▶ Written problem:
Look through the data below and return each line where "right" appears.

▬▬▬▬▬▬▬▬▬▬

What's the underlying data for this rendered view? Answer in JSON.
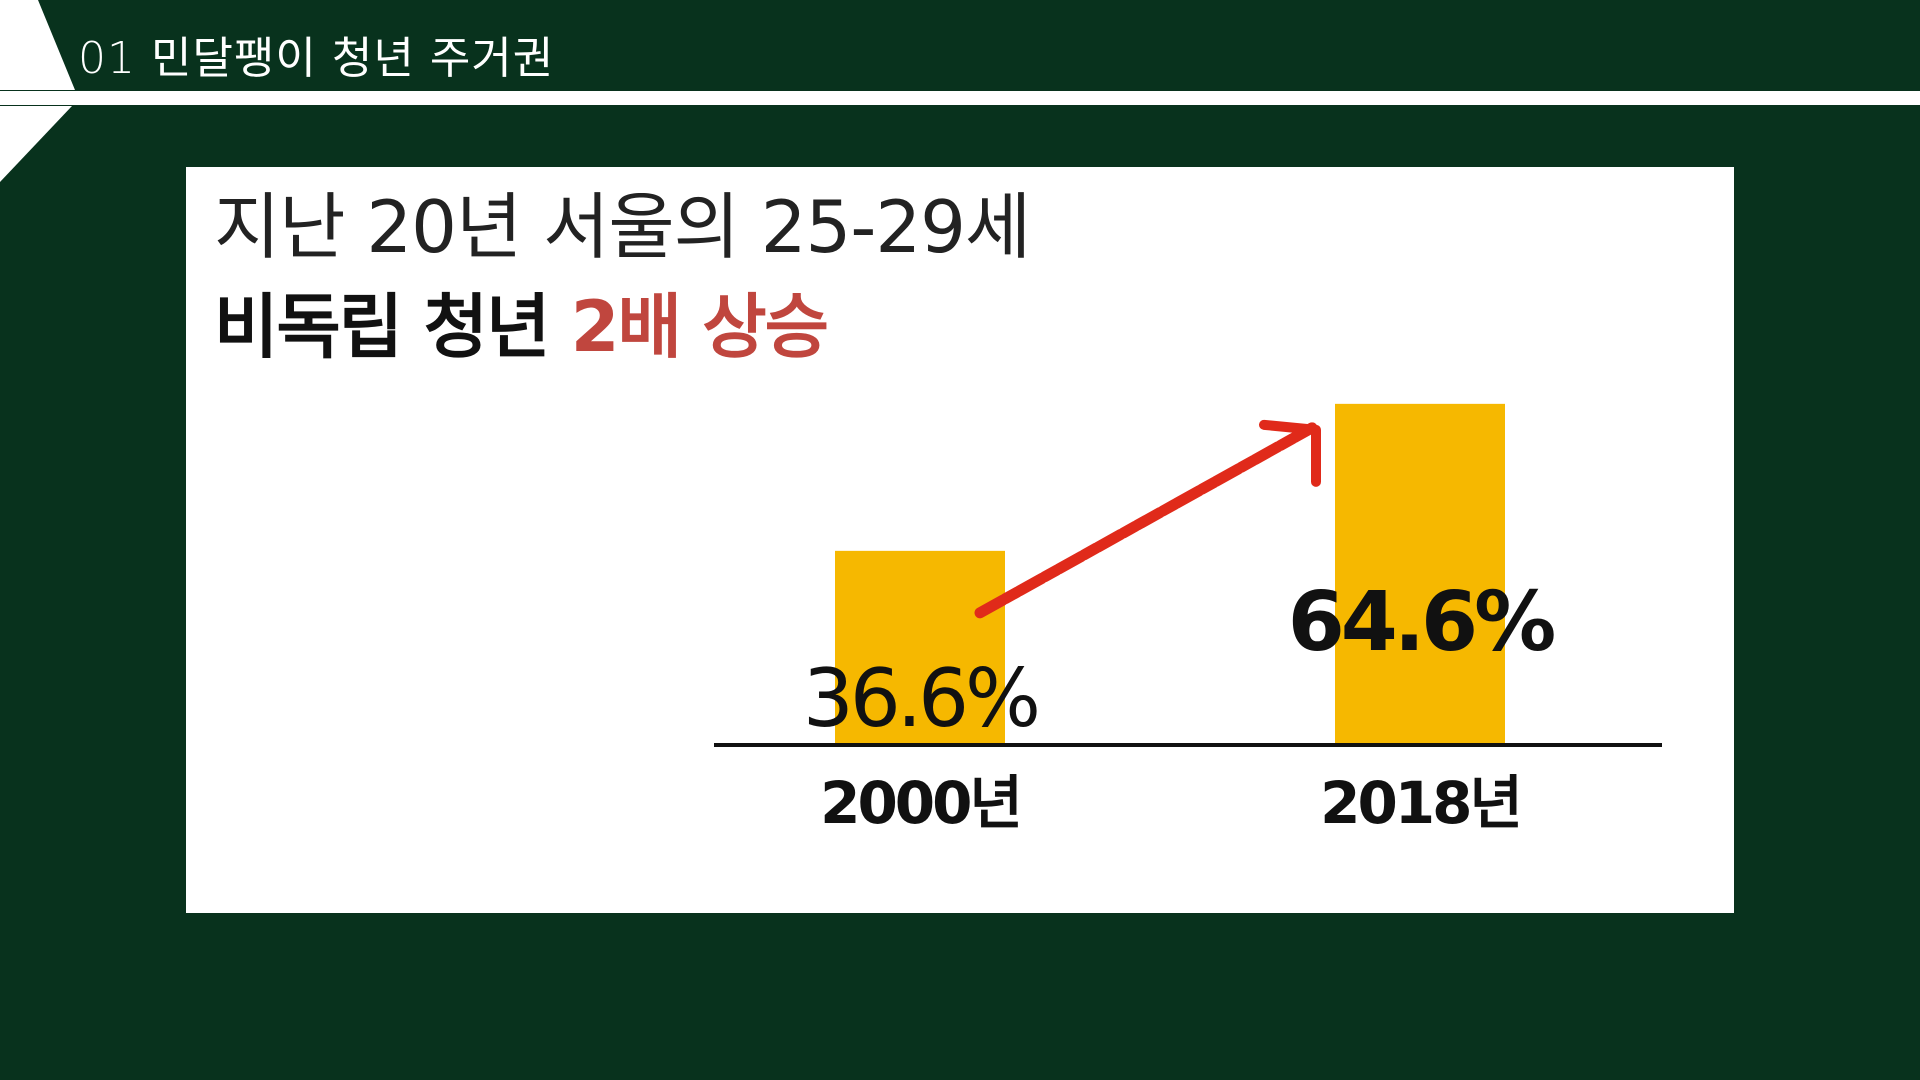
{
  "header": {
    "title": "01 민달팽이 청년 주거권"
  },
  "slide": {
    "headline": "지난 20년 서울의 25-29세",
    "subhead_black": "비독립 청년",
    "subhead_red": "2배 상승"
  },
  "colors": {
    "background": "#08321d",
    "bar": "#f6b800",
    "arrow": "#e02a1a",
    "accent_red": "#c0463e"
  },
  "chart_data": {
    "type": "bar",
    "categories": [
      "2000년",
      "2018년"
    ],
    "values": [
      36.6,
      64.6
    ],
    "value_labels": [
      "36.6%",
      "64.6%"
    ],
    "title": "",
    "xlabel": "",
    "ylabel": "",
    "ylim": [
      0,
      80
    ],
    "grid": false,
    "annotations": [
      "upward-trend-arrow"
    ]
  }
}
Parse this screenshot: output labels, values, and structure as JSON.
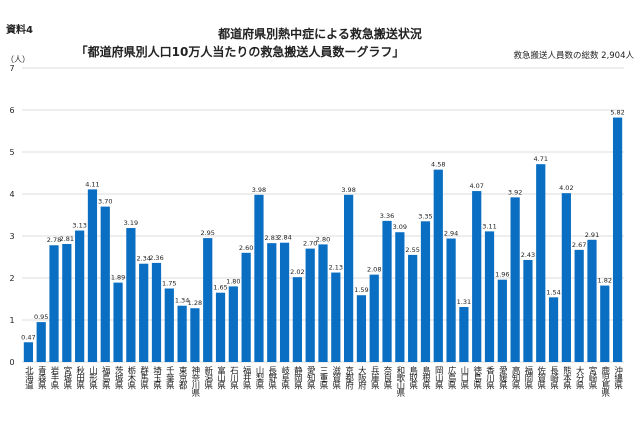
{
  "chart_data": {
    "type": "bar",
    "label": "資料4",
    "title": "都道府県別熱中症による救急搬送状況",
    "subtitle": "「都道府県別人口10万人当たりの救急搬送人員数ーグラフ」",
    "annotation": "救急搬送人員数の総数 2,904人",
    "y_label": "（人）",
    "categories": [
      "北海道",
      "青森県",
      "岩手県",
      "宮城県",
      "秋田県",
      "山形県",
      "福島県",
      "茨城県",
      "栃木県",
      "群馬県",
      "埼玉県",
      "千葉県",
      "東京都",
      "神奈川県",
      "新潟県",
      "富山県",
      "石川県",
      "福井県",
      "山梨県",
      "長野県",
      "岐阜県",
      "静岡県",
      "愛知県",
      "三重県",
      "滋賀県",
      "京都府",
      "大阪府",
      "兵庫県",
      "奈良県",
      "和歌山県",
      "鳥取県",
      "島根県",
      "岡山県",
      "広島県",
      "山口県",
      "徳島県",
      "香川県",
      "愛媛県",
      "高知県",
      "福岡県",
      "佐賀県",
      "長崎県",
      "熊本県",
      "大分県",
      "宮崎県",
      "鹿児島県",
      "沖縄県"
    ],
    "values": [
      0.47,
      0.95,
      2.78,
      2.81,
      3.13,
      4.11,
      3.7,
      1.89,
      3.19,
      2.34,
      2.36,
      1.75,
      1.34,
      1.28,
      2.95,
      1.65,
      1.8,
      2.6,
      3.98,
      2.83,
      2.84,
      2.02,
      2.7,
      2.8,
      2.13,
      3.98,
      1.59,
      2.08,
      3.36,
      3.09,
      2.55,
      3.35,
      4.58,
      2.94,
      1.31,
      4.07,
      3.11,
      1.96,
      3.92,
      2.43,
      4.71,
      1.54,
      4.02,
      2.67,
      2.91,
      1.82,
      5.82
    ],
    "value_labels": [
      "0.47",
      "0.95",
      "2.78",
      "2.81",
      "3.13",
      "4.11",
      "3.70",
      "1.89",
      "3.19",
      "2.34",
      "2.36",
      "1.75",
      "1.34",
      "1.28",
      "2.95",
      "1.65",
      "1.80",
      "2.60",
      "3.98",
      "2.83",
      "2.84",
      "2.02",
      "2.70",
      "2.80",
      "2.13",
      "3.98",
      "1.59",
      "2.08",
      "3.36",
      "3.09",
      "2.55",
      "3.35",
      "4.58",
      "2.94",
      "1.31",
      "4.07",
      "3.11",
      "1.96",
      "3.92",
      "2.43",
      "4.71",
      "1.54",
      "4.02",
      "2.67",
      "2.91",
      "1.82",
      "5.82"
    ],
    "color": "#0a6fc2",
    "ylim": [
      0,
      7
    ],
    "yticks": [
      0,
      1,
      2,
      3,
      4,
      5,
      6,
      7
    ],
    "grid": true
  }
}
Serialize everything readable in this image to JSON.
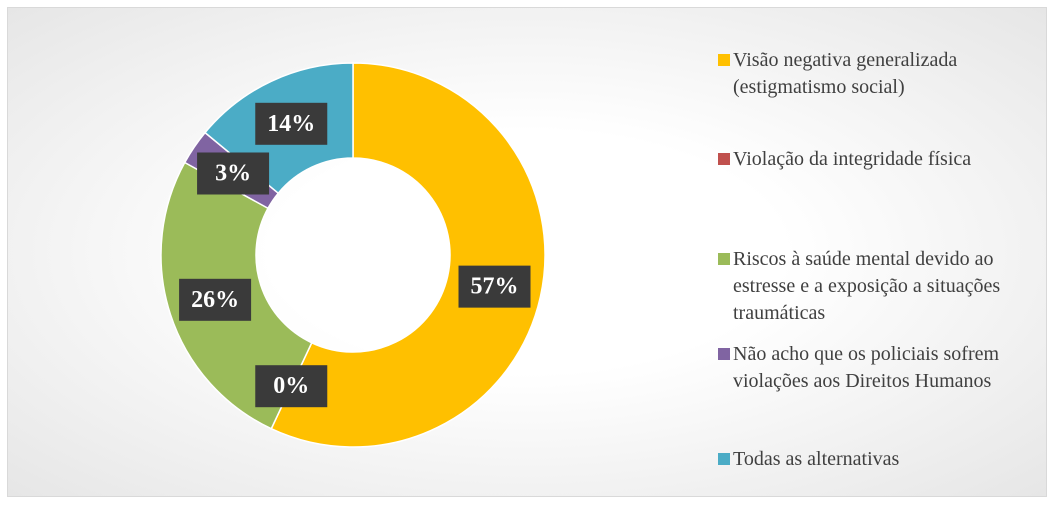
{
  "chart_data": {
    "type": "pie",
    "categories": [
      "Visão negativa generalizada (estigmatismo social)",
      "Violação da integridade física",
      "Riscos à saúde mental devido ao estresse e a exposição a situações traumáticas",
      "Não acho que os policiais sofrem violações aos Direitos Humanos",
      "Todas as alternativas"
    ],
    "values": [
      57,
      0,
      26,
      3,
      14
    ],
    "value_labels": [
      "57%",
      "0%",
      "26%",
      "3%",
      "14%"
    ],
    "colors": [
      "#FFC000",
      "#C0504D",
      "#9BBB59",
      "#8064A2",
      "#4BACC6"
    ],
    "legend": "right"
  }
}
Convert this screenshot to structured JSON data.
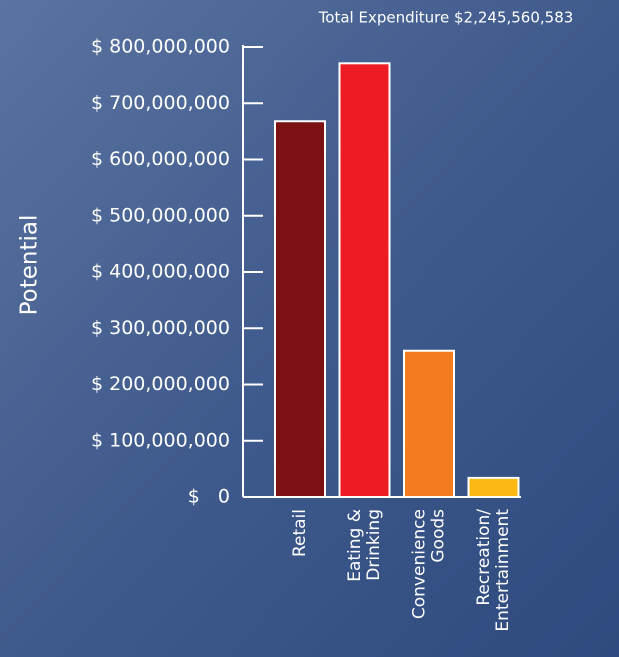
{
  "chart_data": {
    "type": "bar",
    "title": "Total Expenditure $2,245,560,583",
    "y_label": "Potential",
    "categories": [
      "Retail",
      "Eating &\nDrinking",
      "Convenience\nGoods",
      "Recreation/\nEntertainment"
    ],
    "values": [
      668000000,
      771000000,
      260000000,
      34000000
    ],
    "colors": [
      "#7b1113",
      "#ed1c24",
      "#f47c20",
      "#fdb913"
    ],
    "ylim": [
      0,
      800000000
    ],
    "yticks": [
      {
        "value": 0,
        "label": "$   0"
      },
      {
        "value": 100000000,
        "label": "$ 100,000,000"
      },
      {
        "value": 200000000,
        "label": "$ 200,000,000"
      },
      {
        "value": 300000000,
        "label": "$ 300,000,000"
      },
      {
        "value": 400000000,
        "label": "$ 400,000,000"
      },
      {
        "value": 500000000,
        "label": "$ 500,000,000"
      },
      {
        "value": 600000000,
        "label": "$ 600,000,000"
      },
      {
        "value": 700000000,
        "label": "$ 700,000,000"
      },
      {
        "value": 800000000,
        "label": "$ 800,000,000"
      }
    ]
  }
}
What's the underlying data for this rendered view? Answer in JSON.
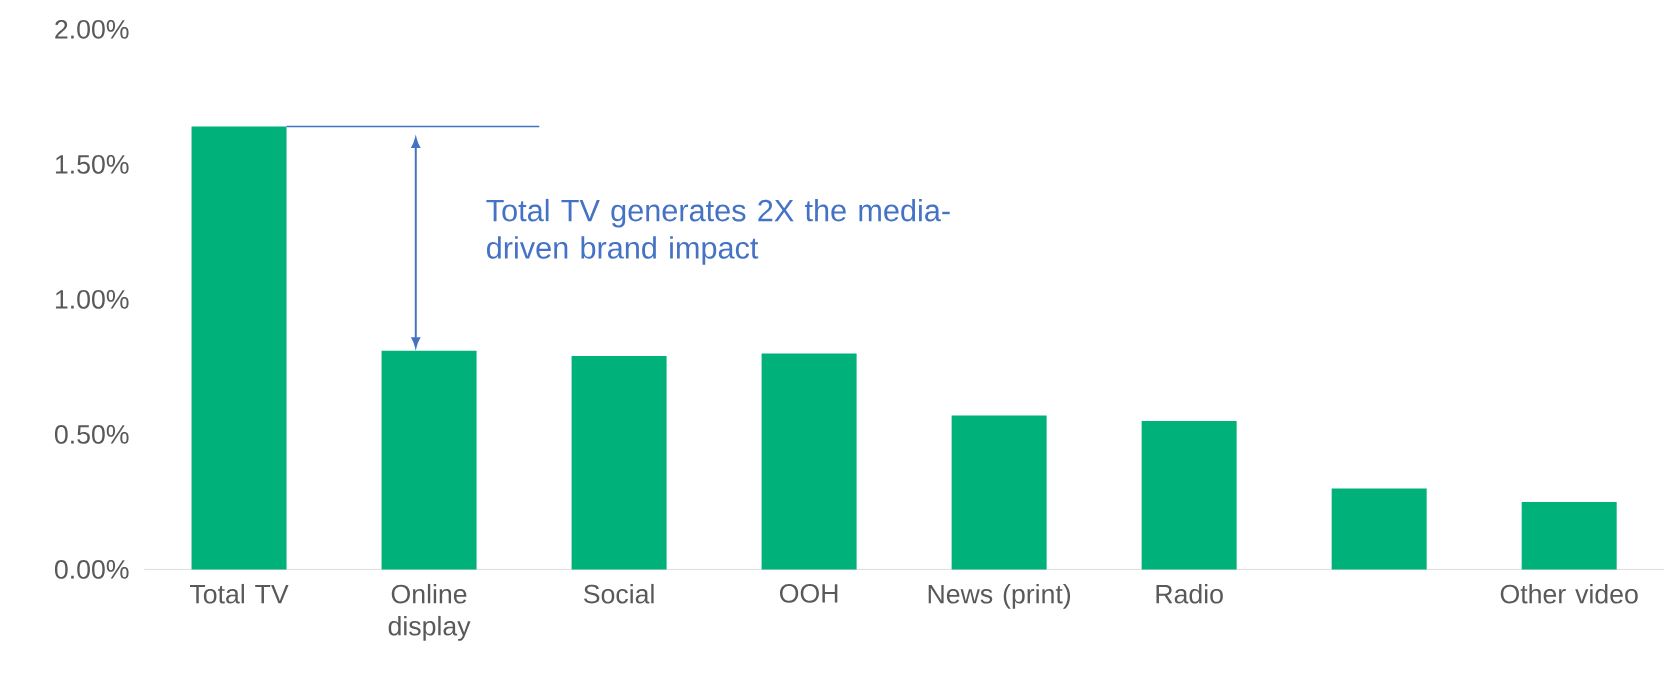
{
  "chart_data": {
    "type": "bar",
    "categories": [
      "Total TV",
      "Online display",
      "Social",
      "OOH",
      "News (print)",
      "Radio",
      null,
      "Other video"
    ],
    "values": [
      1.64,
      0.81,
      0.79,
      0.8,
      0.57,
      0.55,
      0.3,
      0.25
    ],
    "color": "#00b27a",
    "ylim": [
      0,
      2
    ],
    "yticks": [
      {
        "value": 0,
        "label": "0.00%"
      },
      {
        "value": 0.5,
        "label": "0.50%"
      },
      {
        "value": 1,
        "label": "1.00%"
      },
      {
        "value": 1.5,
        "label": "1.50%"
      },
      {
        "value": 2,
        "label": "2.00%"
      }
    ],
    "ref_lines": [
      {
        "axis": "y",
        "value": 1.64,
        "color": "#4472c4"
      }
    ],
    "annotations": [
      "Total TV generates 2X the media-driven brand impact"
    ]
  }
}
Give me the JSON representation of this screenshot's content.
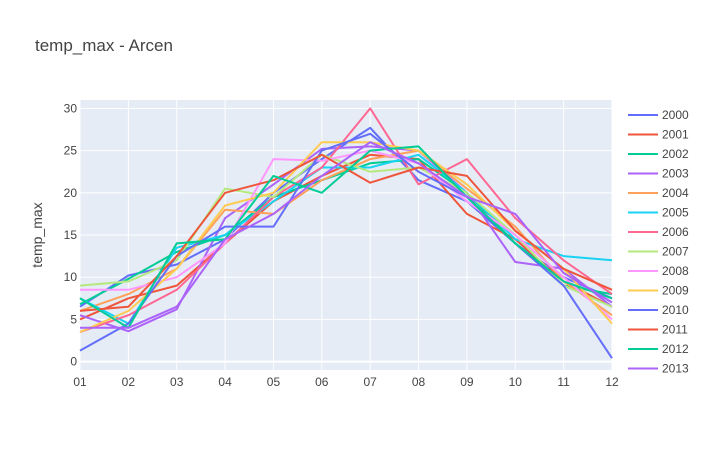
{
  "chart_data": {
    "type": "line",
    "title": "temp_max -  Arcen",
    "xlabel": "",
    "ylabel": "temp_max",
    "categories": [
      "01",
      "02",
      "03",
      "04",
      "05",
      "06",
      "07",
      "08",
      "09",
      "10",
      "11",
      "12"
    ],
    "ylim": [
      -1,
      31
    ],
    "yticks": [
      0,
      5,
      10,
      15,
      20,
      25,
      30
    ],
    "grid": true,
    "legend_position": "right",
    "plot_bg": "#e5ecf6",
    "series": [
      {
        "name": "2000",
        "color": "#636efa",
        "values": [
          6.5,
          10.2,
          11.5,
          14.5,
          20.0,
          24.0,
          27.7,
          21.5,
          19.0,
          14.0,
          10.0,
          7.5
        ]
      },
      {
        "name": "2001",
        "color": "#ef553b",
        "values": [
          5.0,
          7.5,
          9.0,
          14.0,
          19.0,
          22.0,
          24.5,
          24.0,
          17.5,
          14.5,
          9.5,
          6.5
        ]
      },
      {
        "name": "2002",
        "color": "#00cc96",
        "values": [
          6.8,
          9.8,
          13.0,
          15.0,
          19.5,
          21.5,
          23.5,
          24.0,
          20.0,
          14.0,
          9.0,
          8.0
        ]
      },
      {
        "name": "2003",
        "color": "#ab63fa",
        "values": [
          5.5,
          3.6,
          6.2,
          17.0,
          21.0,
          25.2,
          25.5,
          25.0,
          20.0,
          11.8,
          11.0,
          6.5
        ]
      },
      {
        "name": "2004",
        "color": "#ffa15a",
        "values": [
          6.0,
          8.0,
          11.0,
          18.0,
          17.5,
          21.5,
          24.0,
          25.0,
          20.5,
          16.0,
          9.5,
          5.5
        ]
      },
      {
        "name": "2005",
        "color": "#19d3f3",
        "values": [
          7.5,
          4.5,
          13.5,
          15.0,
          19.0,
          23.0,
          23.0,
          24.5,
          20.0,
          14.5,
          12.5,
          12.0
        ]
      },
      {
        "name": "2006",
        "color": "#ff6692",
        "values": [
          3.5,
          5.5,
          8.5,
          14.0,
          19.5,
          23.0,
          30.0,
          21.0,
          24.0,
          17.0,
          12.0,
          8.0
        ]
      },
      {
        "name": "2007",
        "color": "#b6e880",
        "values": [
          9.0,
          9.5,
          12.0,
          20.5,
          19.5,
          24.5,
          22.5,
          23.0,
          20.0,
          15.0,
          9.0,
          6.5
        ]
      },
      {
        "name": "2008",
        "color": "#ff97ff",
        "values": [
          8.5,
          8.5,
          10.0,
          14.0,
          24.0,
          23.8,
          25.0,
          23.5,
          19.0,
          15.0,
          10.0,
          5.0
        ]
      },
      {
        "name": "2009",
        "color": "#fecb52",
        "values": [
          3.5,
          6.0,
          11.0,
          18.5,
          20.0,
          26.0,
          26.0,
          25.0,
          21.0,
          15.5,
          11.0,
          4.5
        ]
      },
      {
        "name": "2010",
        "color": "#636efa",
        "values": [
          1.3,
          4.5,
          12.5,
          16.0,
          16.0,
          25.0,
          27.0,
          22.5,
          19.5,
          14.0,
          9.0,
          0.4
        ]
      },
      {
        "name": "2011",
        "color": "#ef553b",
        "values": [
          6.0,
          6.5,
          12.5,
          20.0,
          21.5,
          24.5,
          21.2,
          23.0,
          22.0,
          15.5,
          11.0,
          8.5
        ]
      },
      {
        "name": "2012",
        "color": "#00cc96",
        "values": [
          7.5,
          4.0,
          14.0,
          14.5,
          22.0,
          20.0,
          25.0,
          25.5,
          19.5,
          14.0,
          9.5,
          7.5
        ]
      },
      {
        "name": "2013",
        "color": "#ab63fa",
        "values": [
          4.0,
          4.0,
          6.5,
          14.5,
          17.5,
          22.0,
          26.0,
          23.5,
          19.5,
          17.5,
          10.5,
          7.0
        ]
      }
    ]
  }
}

▬▬▬▬▬▬▬▬▬▬

▶ Output:
    "legend": "right"
    "legend_position": "right",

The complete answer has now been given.